▼▼▼
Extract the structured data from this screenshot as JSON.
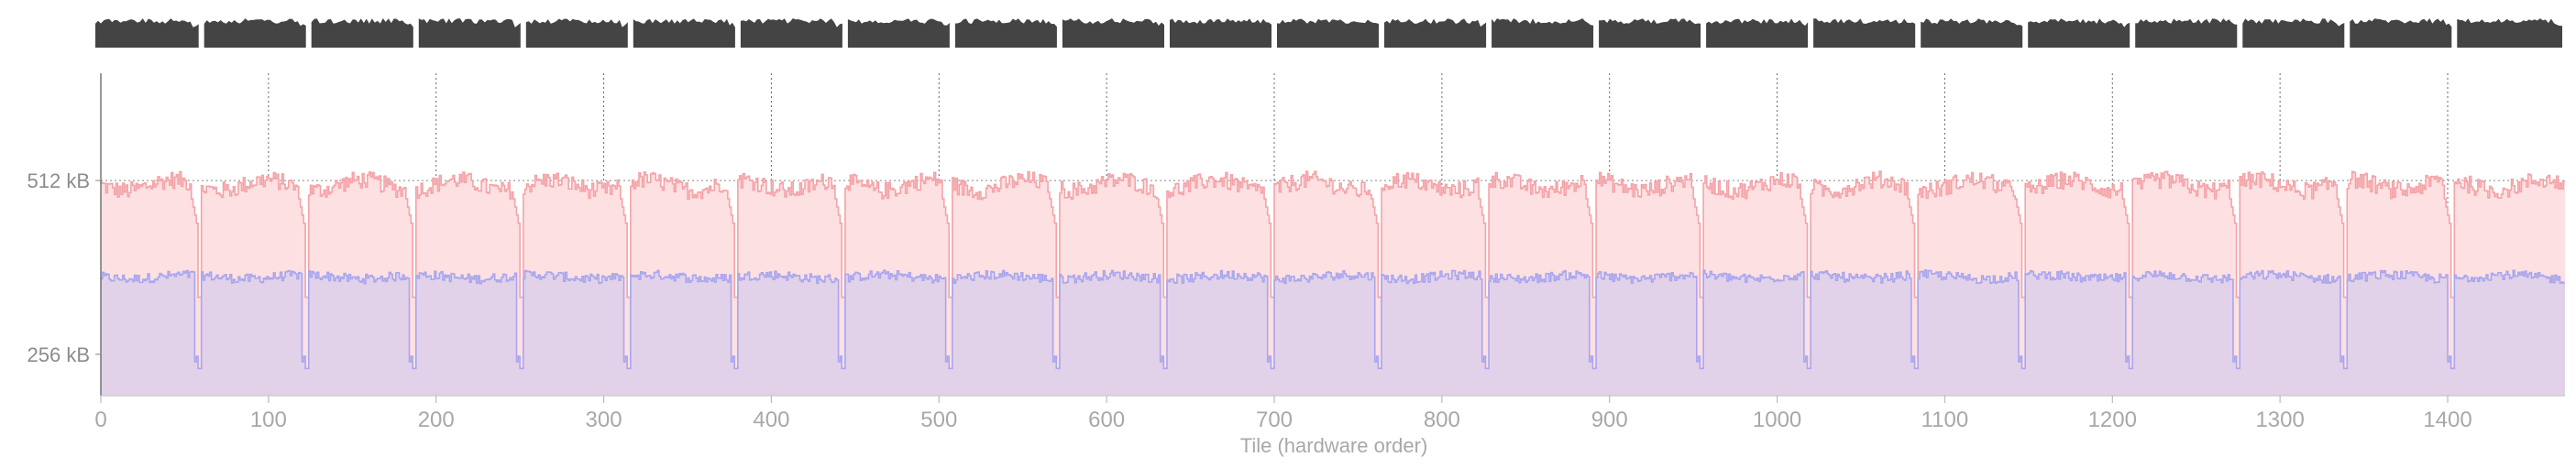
{
  "chart_data": {
    "type": "area",
    "title": "",
    "xlabel": "Tile (hardware order)",
    "ylabel": "",
    "x_ticks": [
      0,
      100,
      200,
      300,
      400,
      500,
      600,
      700,
      800,
      900,
      1000,
      1100,
      1200,
      1300,
      1400
    ],
    "y_ticks": [
      {
        "value": 256,
        "label": "256 kB"
      },
      {
        "value": 512,
        "label": "512 kB"
      }
    ],
    "xlim": [
      0,
      1470
    ],
    "ylim": [
      195,
      670
    ],
    "grid": "vertical dotted lines at x ticks, horizontal dotted lines at y ticks",
    "legend": "none",
    "group_boundaries": [
      0,
      60,
      124,
      188,
      252,
      316,
      380,
      444,
      508,
      572,
      636,
      700,
      764,
      828,
      892,
      956,
      1020,
      1084,
      1148,
      1212,
      1276,
      1340,
      1404,
      1470
    ],
    "series": [
      {
        "id": "upper",
        "color": "#f4a3a8",
        "fill": "#fde0e1",
        "typical_value": 505,
        "dip_value": 300
      },
      {
        "id": "lower",
        "color": "#a9a6ee",
        "fill": "#e1d2ea",
        "typical_value": 370,
        "dip_value": 235
      }
    ],
    "top_strip": {
      "color": "#444444",
      "segment_count": 23
    }
  }
}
▲▲▲
* **WHAT TO WORK ON**
Scan the listing above and copy all lines containing the word "color".

* **WRITTEN REPLY**
        "color": "#f4a3a8",
        "color": "#a9a6ee",
      "color": "#444444",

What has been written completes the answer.